## SOURCE MATERIAL
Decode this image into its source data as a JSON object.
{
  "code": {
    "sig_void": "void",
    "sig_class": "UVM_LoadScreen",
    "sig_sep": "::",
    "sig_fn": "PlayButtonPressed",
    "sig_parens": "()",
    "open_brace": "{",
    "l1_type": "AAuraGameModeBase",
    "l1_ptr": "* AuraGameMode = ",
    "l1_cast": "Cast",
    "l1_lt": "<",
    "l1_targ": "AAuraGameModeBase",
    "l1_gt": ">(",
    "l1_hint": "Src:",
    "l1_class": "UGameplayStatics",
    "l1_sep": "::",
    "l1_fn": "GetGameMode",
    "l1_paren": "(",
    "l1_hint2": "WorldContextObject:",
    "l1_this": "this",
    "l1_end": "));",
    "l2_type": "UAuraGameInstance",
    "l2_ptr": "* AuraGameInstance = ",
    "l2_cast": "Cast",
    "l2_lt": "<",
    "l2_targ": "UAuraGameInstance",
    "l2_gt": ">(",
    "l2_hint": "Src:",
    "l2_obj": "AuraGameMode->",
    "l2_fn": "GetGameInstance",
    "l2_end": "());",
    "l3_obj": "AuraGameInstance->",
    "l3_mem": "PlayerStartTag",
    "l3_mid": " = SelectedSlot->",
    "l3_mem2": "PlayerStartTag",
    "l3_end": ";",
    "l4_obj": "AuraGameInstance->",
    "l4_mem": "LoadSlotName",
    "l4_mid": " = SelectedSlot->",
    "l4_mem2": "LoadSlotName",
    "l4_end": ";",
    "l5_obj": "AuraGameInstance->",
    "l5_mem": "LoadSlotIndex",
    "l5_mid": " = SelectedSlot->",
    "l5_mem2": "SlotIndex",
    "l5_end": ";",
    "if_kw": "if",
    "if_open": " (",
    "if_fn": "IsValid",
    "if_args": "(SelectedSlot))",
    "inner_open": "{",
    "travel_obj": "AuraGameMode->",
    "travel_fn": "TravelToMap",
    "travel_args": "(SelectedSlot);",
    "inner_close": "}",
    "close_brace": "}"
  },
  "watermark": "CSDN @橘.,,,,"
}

## YOUR OBJECTIVE
All of the lines above need to be given again exactly.

## ANSWER TO THE EXERCISE
Decode this image into its source data as a JSON object.
{
  "code": {
    "sig_void": "void",
    "sig_class": "UVM_LoadScreen",
    "sig_sep": "::",
    "sig_fn": "PlayButtonPressed",
    "sig_parens": "()",
    "open_brace": "{",
    "l1_type": "AAuraGameModeBase",
    "l1_ptr": "* AuraGameMode = ",
    "l1_cast": "Cast",
    "l1_lt": "<",
    "l1_targ": "AAuraGameModeBase",
    "l1_gt": ">(",
    "l1_hint": "Src:",
    "l1_class": "UGameplayStatics",
    "l1_sep": "::",
    "l1_fn": "GetGameMode",
    "l1_paren": "(",
    "l1_hint2": "WorldContextObject:",
    "l1_this": "this",
    "l1_end": "));",
    "l2_type": "UAuraGameInstance",
    "l2_ptr": "* AuraGameInstance = ",
    "l2_cast": "Cast",
    "l2_lt": "<",
    "l2_targ": "UAuraGameInstance",
    "l2_gt": ">(",
    "l2_hint": "Src:",
    "l2_obj": "AuraGameMode->",
    "l2_fn": "GetGameInstance",
    "l2_end": "());",
    "l3_obj": "AuraGameInstance->",
    "l3_mem": "PlayerStartTag",
    "l3_mid": " = SelectedSlot->",
    "l3_mem2": "PlayerStartTag",
    "l3_end": ";",
    "l4_obj": "AuraGameInstance->",
    "l4_mem": "LoadSlotName",
    "l4_mid": " = SelectedSlot->",
    "l4_mem2": "LoadSlotName",
    "l4_end": ";",
    "l5_obj": "AuraGameInstance->",
    "l5_mem": "LoadSlotIndex",
    "l5_mid": " = SelectedSlot->",
    "l5_mem2": "SlotIndex",
    "l5_end": ";",
    "if_kw": "if",
    "if_open": " (",
    "if_fn": "IsValid",
    "if_args": "(SelectedSlot))",
    "inner_open": "{",
    "travel_obj": "AuraGameMode->",
    "travel_fn": "TravelToMap",
    "travel_args": "(SelectedSlot);",
    "inner_close": "}",
    "close_brace": "}"
  },
  "watermark": "CSDN @橘.,,,,"
}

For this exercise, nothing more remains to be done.